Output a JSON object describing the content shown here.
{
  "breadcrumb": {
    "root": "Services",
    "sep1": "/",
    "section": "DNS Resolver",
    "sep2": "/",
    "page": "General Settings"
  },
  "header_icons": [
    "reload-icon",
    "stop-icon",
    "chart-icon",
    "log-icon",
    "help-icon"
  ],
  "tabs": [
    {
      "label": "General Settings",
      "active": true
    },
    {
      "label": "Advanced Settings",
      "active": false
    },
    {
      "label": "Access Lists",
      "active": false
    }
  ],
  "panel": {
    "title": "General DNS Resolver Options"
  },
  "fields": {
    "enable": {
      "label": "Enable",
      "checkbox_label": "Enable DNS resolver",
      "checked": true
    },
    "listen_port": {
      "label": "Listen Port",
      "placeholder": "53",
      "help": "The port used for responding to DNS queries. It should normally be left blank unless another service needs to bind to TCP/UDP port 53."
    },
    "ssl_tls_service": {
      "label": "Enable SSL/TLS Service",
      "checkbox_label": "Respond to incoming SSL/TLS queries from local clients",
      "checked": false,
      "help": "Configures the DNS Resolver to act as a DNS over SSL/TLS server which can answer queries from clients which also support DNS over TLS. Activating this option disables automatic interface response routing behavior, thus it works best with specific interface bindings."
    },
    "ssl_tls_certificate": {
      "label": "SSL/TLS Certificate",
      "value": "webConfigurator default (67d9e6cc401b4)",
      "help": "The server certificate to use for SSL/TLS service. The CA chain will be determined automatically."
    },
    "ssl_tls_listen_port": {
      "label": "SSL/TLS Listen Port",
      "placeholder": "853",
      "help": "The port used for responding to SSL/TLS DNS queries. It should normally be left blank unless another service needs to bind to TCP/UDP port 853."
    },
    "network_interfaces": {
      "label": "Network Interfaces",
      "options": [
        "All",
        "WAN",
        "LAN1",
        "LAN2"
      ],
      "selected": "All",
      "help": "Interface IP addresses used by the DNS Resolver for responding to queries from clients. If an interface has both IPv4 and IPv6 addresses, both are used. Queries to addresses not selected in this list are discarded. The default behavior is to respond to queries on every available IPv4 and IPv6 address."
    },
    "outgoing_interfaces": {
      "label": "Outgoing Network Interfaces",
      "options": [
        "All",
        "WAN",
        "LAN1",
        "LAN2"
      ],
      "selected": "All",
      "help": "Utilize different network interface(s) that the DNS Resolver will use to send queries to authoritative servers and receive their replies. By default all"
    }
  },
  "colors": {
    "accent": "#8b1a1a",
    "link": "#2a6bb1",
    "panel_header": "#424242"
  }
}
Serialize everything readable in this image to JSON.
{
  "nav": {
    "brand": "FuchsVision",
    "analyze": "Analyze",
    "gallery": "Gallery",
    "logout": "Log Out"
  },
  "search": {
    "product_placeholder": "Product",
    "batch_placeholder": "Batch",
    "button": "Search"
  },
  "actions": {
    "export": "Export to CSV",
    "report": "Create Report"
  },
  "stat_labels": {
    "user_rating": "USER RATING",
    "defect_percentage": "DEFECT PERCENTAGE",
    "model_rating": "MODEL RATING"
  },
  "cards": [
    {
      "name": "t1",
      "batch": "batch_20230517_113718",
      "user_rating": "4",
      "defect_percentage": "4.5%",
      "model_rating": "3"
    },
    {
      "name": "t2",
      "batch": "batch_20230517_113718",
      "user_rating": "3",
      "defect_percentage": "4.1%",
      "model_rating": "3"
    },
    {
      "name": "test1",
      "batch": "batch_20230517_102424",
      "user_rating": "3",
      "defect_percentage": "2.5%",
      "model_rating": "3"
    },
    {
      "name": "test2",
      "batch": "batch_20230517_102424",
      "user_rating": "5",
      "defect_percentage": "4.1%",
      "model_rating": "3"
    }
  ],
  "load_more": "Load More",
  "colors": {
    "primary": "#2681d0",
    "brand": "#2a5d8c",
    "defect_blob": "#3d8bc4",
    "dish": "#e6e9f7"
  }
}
======
● YOUR TASK: Identify the lines that hold the word "another". Copy every one of them.

● EXERCISE SOLUTION:
      "help": "The port used for responding to DNS queries. It should normally be left blank unless another service needs to bind to TCP/UDP port 53."
      "help": "The port used for responding to SSL/TLS DNS queries. It should normally be left blank unless another service needs to bind to TCP/UDP port 853."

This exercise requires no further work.